▸ Aim:
In this exercise, reproduce all the entries that follow exactly.
-- begin Given records --
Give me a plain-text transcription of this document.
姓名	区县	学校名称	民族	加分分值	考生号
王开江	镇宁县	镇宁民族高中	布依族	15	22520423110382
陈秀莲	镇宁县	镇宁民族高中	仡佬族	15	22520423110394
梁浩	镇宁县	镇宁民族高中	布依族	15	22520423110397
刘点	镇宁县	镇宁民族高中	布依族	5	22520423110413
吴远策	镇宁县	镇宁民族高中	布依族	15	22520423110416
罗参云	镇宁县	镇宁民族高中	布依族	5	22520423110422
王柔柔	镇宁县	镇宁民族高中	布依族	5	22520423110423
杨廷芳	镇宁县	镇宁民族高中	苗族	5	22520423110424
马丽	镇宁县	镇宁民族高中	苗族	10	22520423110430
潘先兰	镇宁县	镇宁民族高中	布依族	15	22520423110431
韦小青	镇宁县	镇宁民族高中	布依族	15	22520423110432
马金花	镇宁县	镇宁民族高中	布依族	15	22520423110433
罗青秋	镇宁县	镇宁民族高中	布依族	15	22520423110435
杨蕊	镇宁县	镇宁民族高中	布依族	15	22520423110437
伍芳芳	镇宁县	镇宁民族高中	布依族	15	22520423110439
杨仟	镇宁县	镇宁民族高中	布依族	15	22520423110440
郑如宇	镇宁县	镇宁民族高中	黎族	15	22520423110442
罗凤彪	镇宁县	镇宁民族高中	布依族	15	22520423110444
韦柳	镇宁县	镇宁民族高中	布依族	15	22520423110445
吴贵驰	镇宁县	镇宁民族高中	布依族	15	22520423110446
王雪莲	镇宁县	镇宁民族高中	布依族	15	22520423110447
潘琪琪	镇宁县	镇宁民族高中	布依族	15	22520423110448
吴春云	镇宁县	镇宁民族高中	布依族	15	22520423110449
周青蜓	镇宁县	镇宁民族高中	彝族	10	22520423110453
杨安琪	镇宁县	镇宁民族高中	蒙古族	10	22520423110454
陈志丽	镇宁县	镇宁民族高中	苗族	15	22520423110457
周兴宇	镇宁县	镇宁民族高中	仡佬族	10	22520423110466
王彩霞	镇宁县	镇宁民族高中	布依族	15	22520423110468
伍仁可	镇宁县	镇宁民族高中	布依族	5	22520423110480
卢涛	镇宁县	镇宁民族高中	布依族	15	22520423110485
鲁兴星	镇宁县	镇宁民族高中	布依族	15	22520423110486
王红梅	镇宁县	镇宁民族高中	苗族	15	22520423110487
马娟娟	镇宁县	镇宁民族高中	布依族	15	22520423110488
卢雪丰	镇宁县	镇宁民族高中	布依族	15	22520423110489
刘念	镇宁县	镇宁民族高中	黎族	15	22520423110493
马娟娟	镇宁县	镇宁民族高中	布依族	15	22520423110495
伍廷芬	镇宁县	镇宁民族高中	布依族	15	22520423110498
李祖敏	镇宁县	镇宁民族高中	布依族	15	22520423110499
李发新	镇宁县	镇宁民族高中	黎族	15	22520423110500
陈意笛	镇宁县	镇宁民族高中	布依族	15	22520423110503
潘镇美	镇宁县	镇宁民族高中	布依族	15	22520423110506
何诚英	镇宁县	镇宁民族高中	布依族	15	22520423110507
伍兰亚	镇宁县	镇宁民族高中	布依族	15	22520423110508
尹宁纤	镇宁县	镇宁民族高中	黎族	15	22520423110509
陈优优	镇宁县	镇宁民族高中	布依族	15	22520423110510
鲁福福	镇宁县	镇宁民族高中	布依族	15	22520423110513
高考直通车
-- end Given records --
▸ Answer below:
Give me a plain-text transcription of this document.
姓名	区县	学校名称	民族	加分分值	考生号
王开江	镇宁县	镇宁民族高中	布依族	15	22520423110382
陈秀莲	镇宁县	镇宁民族高中	仡佬族	15	22520423110394
梁浩	镇宁县	镇宁民族高中	布依族	15	22520423110397
刘点	镇宁县	镇宁民族高中	布依族	5	22520423110413
吴远策	镇宁县	镇宁民族高中	布依族	15	22520423110416
罗参云	镇宁县	镇宁民族高中	布依族	5	22520423110422
王柔柔	镇宁县	镇宁民族高中	布依族	5	22520423110423
杨廷芳	镇宁县	镇宁民族高中	苗族	5	22520423110424
马丽	镇宁县	镇宁民族高中	苗族	10	22520423110430
潘先兰	镇宁县	镇宁民族高中	布依族	15	22520423110431
韦小青	镇宁县	镇宁民族高中	布依族	15	22520423110432
马金花	镇宁县	镇宁民族高中	布依族	15	22520423110433
罗青秋	镇宁县	镇宁民族高中	布依族	15	22520423110435
杨蕊	镇宁县	镇宁民族高中	布依族	15	22520423110437
伍芳芳	镇宁县	镇宁民族高中	布依族	15	22520423110439
杨仟	镇宁县	镇宁民族高中	布依族	15	22520423110440
郑如宇	镇宁县	镇宁民族高中	黎族	15	22520423110442
罗凤彪	镇宁县	镇宁民族高中	布依族	15	22520423110444
韦柳	镇宁县	镇宁民族高中	布依族	15	22520423110445
吴贵驰	镇宁县	镇宁民族高中	布依族	15	22520423110446
王雪莲	镇宁县	镇宁民族高中	布依族	15	22520423110447
潘琪琪	镇宁县	镇宁民族高中	布依族	15	22520423110448
吴春云	镇宁县	镇宁民族高中	布依族	15	22520423110449
周青蜓	镇宁县	镇宁民族高中	彝族	10	22520423110453
杨安琪	镇宁县	镇宁民族高中	蒙古族	10	22520423110454
陈志丽	镇宁县	镇宁民族高中	苗族	15	22520423110457
周兴宇	镇宁县	镇宁民族高中	仡佬族	10	22520423110466
王彩霞	镇宁县	镇宁民族高中	布依族	15	22520423110468
伍仁可	镇宁县	镇宁民族高中	布依族	5	22520423110480
卢涛	镇宁县	镇宁民族高中	布依族	15	22520423110485
鲁兴星	镇宁县	镇宁民族高中	布依族	15	22520423110486
王红梅	镇宁县	镇宁民族高中	苗族	15	22520423110487
马娟娟	镇宁县	镇宁民族高中	布依族	15	22520423110488
卢雪丰	镇宁县	镇宁民族高中	布依族	15	22520423110489
刘念	镇宁县	镇宁民族高中	黎族	15	22520423110493
马娟娟	镇宁县	镇宁民族高中	布依族	15	22520423110495
伍廷芬	镇宁县	镇宁民族高中	布依族	15	22520423110498
李祖敏	镇宁县	镇宁民族高中	布依族	15	22520423110499
李发新	镇宁县	镇宁民族高中	黎族	15	22520423110500
陈意笛	镇宁县	镇宁民族高中	布依族	15	22520423110503
潘镇美	镇宁县	镇宁民族高中	布依族	15	22520423110506
何诚英	镇宁县	镇宁民族高中	布依族	15	22520423110507
伍兰亚	镇宁县	镇宁民族高中	布依族	15	22520423110508
尹宁纤	镇宁县	镇宁民族高中	黎族	15	22520423110509
陈优优	镇宁县	镇宁民族高中	布依族	15	22520423110510
鲁福福	镇宁县	镇宁民族高中	布依族	15	22520423110513
高考直通车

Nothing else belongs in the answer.